> TASK BRIEF
Tally the lines of the data that include the word "code" and state the total, nothing else.

> MATERIAL FOR THE TASK
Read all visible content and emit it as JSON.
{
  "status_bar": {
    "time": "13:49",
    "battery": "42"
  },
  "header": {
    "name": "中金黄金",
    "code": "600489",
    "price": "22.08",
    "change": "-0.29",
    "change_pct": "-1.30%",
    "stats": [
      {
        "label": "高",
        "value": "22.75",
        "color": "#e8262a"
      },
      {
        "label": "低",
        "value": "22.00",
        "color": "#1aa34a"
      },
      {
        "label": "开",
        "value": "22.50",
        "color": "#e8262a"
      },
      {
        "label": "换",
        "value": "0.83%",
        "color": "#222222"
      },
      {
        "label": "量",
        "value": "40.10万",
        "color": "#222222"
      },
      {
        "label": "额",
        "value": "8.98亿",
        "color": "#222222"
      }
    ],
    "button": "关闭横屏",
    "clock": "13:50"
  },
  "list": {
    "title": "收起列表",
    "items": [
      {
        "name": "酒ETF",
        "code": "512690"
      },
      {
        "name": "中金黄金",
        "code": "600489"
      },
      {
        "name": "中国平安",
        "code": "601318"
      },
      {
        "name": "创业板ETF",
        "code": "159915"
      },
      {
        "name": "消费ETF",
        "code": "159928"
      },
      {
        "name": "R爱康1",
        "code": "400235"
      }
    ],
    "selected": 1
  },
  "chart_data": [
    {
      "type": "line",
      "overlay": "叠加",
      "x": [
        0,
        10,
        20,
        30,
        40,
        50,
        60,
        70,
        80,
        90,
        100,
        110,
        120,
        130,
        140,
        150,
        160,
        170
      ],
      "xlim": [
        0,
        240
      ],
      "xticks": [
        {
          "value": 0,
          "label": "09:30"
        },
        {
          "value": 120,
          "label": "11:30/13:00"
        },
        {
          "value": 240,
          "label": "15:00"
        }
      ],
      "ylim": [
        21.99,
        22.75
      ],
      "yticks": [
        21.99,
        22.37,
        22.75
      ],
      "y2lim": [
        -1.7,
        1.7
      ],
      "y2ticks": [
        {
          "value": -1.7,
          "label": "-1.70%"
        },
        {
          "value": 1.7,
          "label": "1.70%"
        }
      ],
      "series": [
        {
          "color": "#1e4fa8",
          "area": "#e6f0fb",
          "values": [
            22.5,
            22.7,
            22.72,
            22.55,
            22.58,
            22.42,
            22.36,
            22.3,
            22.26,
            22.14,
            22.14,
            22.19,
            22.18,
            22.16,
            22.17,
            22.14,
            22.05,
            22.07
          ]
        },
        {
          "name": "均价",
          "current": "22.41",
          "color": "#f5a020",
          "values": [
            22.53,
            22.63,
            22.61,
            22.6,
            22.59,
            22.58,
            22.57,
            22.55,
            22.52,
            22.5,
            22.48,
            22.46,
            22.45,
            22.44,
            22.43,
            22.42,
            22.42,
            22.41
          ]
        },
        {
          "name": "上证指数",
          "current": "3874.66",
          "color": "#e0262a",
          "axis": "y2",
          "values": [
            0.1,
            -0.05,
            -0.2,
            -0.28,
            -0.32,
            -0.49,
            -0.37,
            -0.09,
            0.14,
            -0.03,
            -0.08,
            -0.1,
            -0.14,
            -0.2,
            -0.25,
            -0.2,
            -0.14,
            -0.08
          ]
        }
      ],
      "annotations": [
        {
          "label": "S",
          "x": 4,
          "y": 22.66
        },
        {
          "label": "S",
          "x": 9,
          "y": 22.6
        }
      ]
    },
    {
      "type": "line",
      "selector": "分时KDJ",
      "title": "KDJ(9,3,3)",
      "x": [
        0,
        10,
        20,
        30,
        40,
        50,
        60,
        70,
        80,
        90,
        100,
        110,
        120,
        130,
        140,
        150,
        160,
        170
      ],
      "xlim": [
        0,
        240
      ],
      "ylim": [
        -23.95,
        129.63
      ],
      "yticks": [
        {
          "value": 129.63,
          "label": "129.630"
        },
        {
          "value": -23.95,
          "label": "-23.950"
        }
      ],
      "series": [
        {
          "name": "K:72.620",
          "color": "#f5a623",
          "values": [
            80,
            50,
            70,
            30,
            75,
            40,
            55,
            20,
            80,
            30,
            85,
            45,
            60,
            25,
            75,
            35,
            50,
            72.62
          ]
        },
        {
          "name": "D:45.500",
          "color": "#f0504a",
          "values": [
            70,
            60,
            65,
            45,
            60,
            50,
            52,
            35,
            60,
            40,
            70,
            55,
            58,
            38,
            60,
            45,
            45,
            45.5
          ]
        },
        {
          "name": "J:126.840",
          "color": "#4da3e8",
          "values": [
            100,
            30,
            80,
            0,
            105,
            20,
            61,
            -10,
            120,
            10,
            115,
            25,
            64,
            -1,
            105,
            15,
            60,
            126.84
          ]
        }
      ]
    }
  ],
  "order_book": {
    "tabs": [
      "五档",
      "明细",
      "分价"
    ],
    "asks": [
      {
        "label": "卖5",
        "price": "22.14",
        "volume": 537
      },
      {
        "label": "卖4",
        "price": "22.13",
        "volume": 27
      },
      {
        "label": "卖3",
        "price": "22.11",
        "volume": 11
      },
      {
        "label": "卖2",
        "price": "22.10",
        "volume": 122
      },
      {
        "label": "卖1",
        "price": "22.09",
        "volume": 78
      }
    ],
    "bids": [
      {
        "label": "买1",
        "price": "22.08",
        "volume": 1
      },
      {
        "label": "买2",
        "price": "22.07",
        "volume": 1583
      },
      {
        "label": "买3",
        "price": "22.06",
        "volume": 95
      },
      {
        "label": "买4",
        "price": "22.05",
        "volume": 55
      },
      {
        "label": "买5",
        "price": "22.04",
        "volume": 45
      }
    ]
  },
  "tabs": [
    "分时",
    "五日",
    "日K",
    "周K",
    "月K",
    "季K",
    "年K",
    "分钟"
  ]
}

> CORRECT OUTPUT
7